### SET EXERCISE
Return the lines from the start of the records through the line that contains "The central passageway 122 is at (176, 322).", both included, without any changes.

Dataset records
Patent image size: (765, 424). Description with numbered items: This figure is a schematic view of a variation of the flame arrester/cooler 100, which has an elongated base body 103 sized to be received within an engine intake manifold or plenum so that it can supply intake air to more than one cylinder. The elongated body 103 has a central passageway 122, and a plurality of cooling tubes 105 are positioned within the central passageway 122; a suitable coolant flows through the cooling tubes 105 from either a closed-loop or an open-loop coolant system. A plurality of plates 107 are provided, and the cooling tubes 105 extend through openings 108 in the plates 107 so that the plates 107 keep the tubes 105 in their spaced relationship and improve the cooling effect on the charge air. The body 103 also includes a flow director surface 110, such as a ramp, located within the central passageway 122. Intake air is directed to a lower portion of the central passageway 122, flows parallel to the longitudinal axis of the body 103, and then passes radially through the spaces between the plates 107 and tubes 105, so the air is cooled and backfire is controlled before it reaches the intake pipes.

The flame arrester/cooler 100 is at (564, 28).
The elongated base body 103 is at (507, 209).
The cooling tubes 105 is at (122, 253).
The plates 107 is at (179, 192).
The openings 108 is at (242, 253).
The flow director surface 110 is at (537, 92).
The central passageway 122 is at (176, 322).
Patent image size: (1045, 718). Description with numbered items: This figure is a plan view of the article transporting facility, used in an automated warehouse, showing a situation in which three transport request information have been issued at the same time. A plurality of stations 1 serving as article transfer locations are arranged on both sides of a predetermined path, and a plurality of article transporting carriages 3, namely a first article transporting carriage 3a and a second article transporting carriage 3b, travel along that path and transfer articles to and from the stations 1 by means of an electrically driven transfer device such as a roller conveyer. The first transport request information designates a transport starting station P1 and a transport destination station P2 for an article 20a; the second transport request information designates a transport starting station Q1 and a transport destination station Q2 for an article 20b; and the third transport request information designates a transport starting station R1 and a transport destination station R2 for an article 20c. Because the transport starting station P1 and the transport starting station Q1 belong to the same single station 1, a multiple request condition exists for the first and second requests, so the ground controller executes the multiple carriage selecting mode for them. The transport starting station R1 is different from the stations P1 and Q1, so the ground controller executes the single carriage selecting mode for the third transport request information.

### SOLUTION BELOW
Patent image size: (765, 424). Description with numbered items: This figure is a schematic view of a variation of the flame arrester/cooler 100, which has an elongated base body 103 sized to be received within an engine intake manifold or plenum so that it can supply intake air to more than one cylinder. The elongated body 103 has a central passageway 122, and a plurality of cooling tubes 105 are positioned within the central passageway 122; a suitable coolant flows through the cooling tubes 105 from either a closed-loop or an open-loop coolant system. A plurality of plates 107 are provided, and the cooling tubes 105 extend through openings 108 in the plates 107 so that the plates 107 keep the tubes 105 in their spaced relationship and improve the cooling effect on the charge air. The body 103 also includes a flow director surface 110, such as a ramp, located within the central passageway 122. Intake air is directed to a lower portion of the central passageway 122, flows parallel to the longitudinal axis of the body 103, and then passes radially through the spaces between the plates 107 and tubes 105, so the air is cooled and backfire is controlled before it reaches the intake pipes.

The flame arrester/cooler 100 is at (564, 28).
The elongated base body 103 is at (507, 209).
The cooling tubes 105 is at (122, 253).
The plates 107 is at (179, 192).
The openings 108 is at (242, 253).
The flow director surface 110 is at (537, 92).
The central passageway 122 is at (176, 322).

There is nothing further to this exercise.